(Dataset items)
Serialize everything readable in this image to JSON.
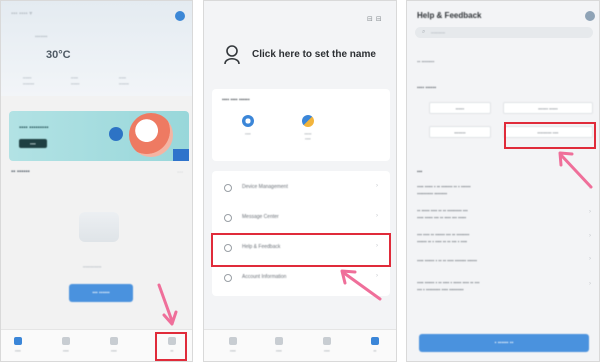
{
  "colors": {
    "accent_blue": "#3b86d8",
    "highlight_red": "#e02b3a",
    "arrow_pink": "#ef6f9a",
    "banner_teal": "#a6dcde"
  },
  "screen_home": {
    "temperature": "30°C"
  },
  "screen_profile": {
    "profile_name": "Click here to set the name",
    "menu_items": [
      {
        "label": "Device Management",
        "icon": "device-icon"
      },
      {
        "label": "Message Center",
        "icon": "message-icon"
      },
      {
        "label": "Help & Feedback",
        "icon": "help-icon"
      },
      {
        "label": "Account Information",
        "icon": "account-icon"
      }
    ]
  },
  "screen_help": {
    "title": "Help & Feedback"
  }
}
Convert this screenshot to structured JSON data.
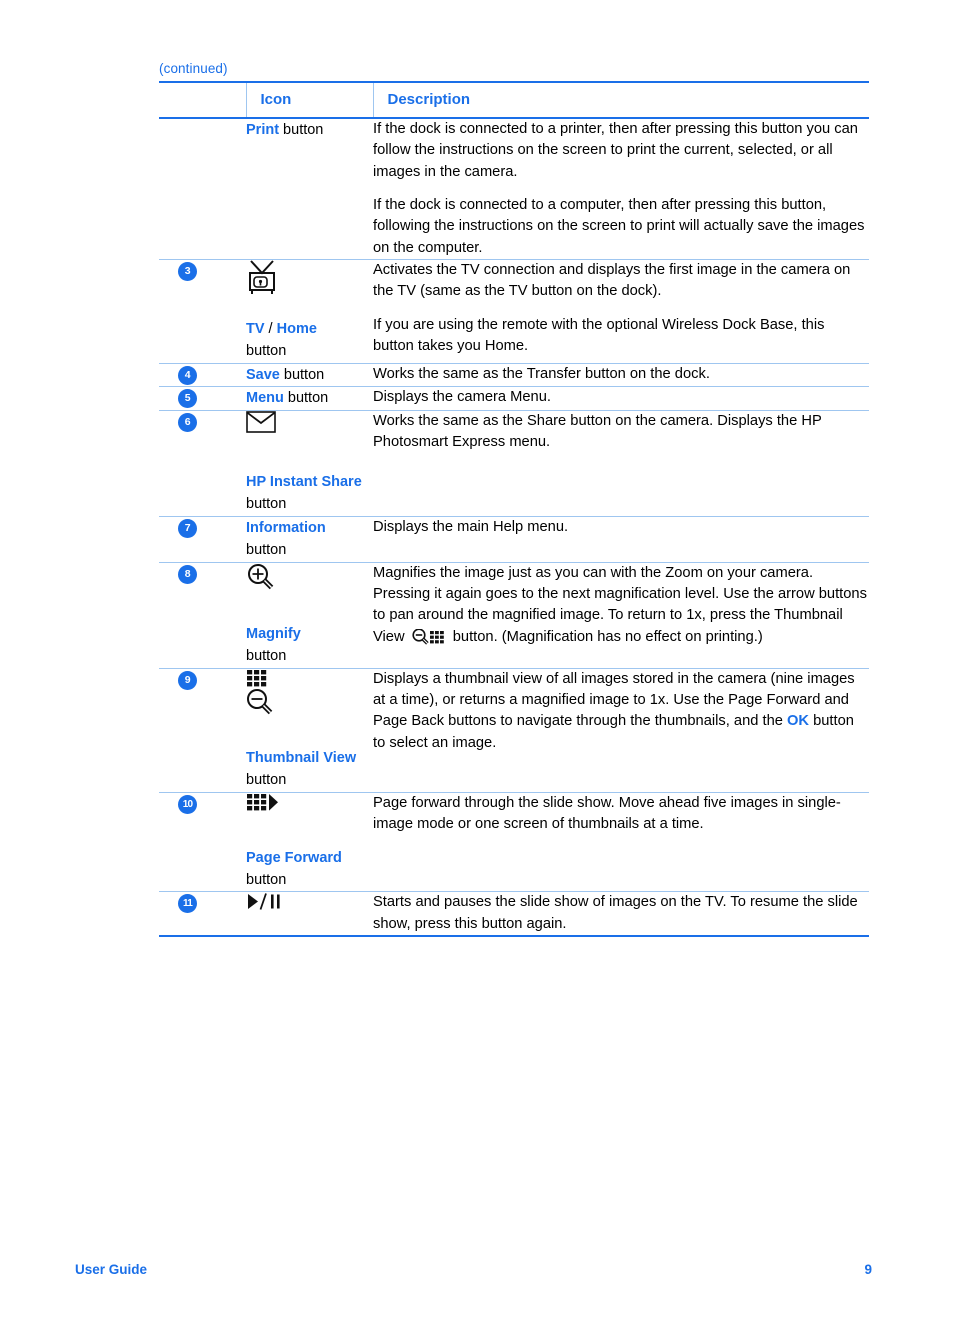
{
  "page": {
    "continued_label": "(continued)",
    "footer_left": "User Guide",
    "footer_page_number": "9",
    "accent_color": "#1a6fe8",
    "rule_color": "#9fc6f0"
  },
  "table": {
    "headers": {
      "number": "",
      "icon": "Icon",
      "description": "Description"
    },
    "rows": [
      {
        "number": "",
        "icon_name": "",
        "label_bold": "Print",
        "label_rest": " button",
        "paragraphs": [
          "If the dock is connected to a printer, then after pressing this button you can follow the instructions on the screen to print the current, selected, or all images in the camera.",
          "If the dock is connected to a computer, then after pressing this button, following the instructions on the screen to print will actually save the images on the computer."
        ]
      },
      {
        "number": "3",
        "icon_name": "tv-icon",
        "label_bold": "TV",
        "label_sep": " / ",
        "label_bold2": "Home",
        "label_rest": "button",
        "paragraphs": [
          "Activates the TV connection and displays the first image in the camera on the TV (same as the TV button on the dock).",
          "If you are using the remote with the optional Wireless Dock Base, this button takes you Home."
        ]
      },
      {
        "number": "4",
        "icon_name": "",
        "label_bold": "Save",
        "label_rest": " button",
        "paragraphs": [
          "Works the same as the Transfer button on the dock."
        ]
      },
      {
        "number": "5",
        "icon_name": "",
        "label_bold": "Menu",
        "label_rest": " button",
        "paragraphs": [
          "Displays the camera Menu."
        ]
      },
      {
        "number": "6",
        "icon_name": "envelope-icon",
        "label_bold": "HP Instant Share",
        "label_rest": " button",
        "paragraphs": [
          "Works the same as the Share button on the camera. Displays the HP Photosmart Express menu."
        ]
      },
      {
        "number": "7",
        "icon_name": "",
        "label_bold": "Information",
        "label_rest": "button",
        "paragraphs": [
          "Displays the main Help menu."
        ]
      },
      {
        "number": "8",
        "icon_name": "magnify-plus-icon",
        "label_bold": "Magnify",
        "label_rest": "button",
        "desc_part1": "Magnifies the image just as you can with the Zoom on your camera. Pressing it again goes to the next magnification level. Use the arrow buttons to pan around the magnified image. To return to 1x, press the Thumbnail View ",
        "desc_inline_icon": "thumbnail-view-icon",
        "desc_part2": " button. (Magnification has no effect on printing.)"
      },
      {
        "number": "9",
        "icon_name": "thumbnail-view-icon",
        "label_bold": "Thumbnail View",
        "label_rest": " button",
        "desc_part1": "Displays a thumbnail view of all images stored in the camera (nine images at a time), or returns a magnified image to 1x. Use the Page Forward and Page Back buttons to navigate through the thumbnails, and the ",
        "desc_bold": "OK",
        "desc_part2": " button to select an image."
      },
      {
        "number": "10",
        "icon_name": "page-forward-icon",
        "label_bold": "Page Forward",
        "label_rest": "button",
        "paragraphs": [
          "Page forward through the slide show. Move ahead five images in single-image mode or one screen of thumbnails at a time."
        ]
      },
      {
        "number": "11",
        "icon_name": "play-pause-icon",
        "label_bold": "",
        "label_rest": "",
        "paragraphs": [
          "Starts and pauses the slide show of images on the TV. To resume the slide show, press this button again."
        ]
      }
    ]
  }
}
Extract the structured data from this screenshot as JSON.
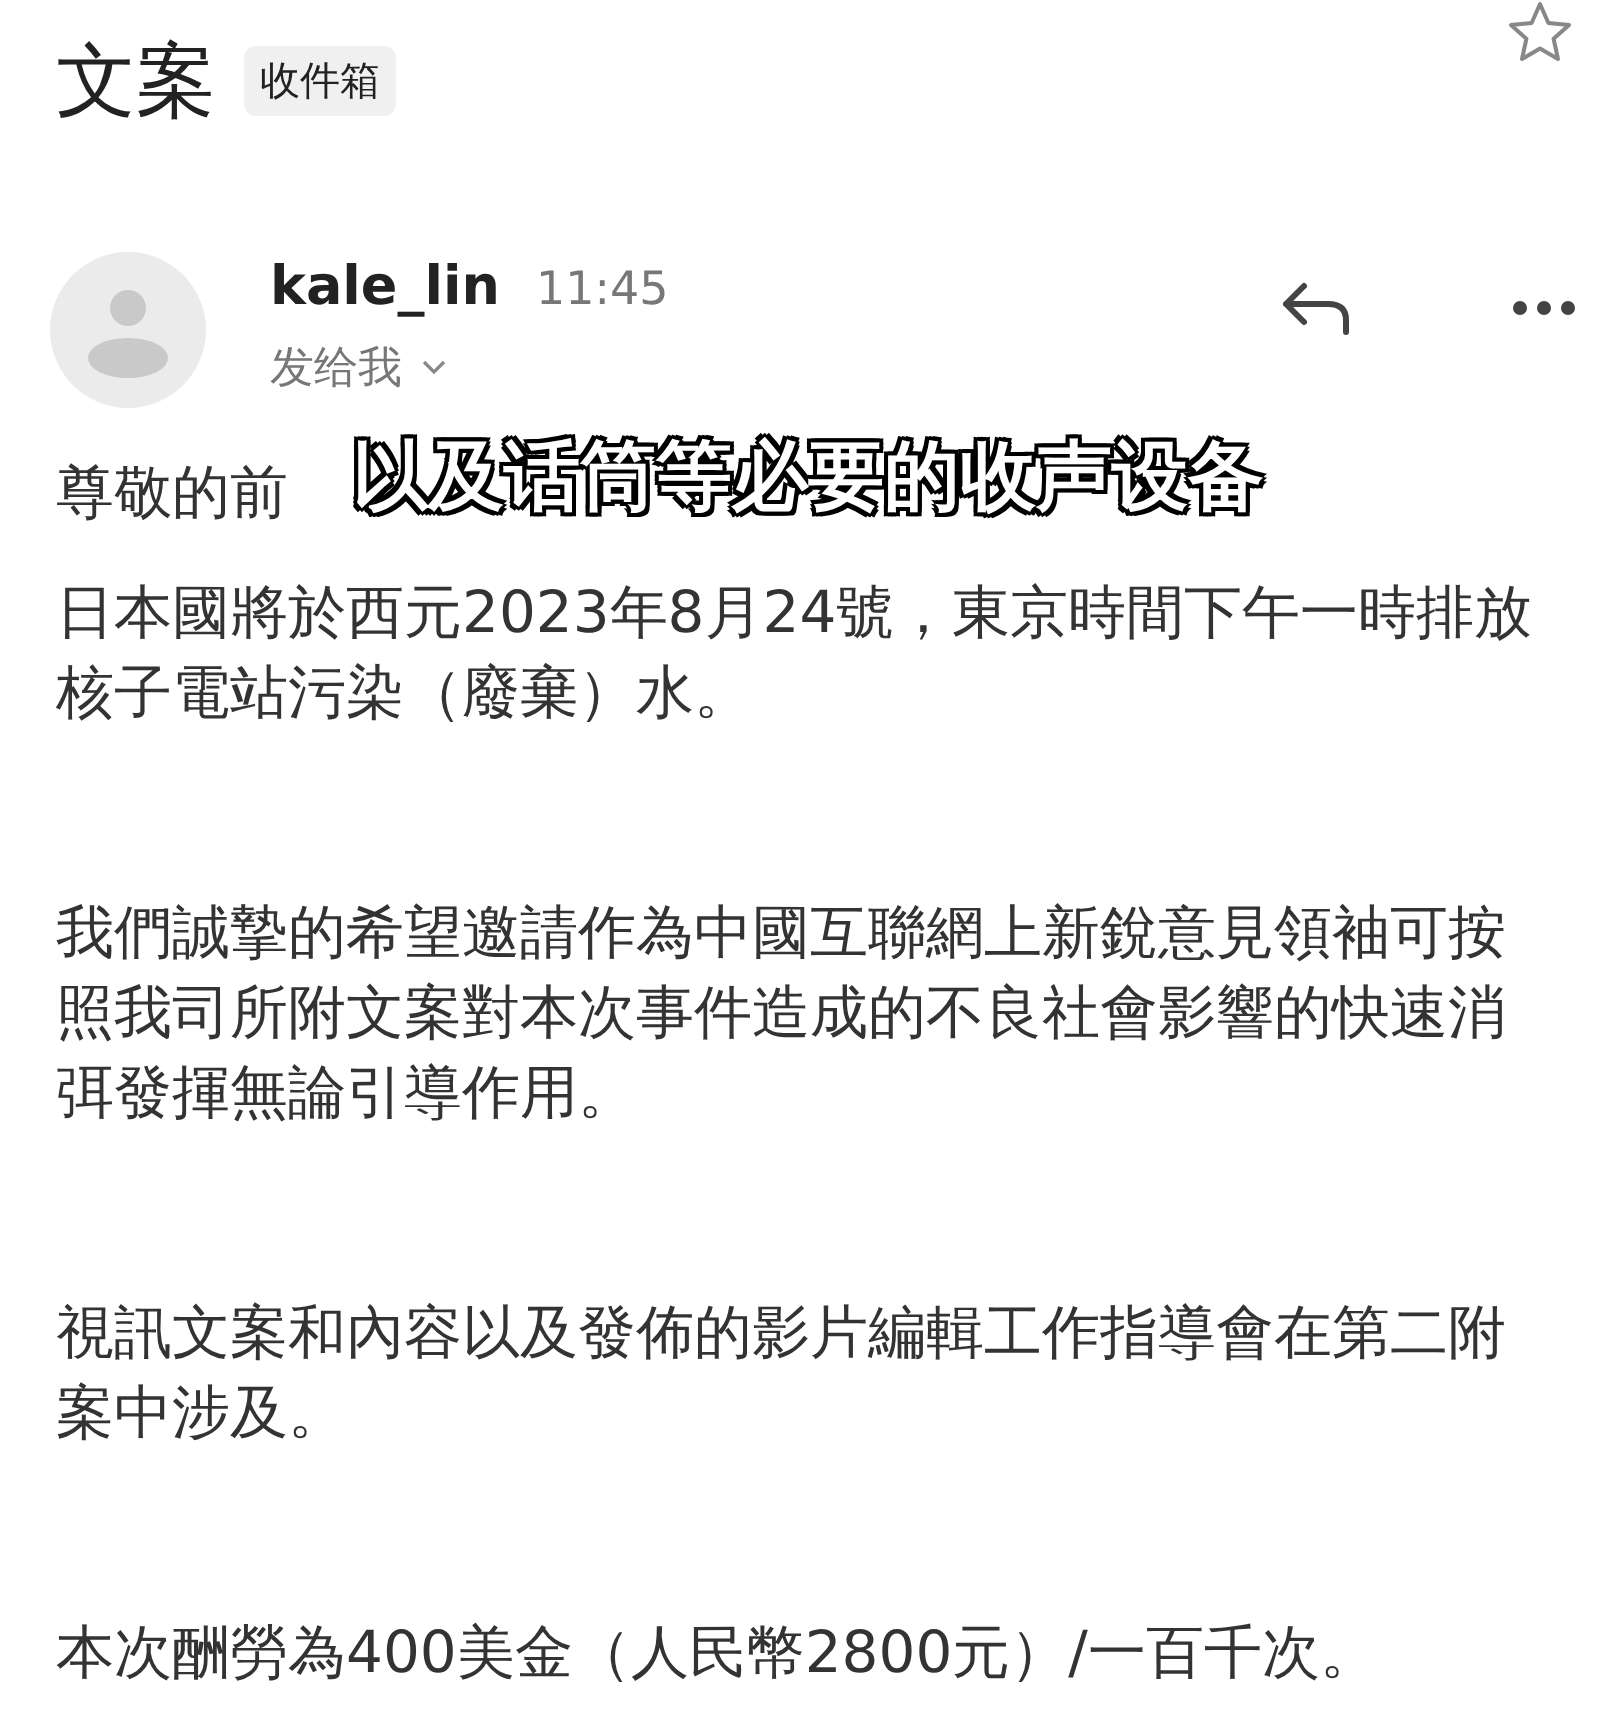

[What the task requires]: Review the material and copy each line in which the word "Works" appears.

[Task answer]:
          "Works the same as the Transfer button on the dock."
          "Works the same as the Share button on the camera. Displays the HP Photosmart Express menu."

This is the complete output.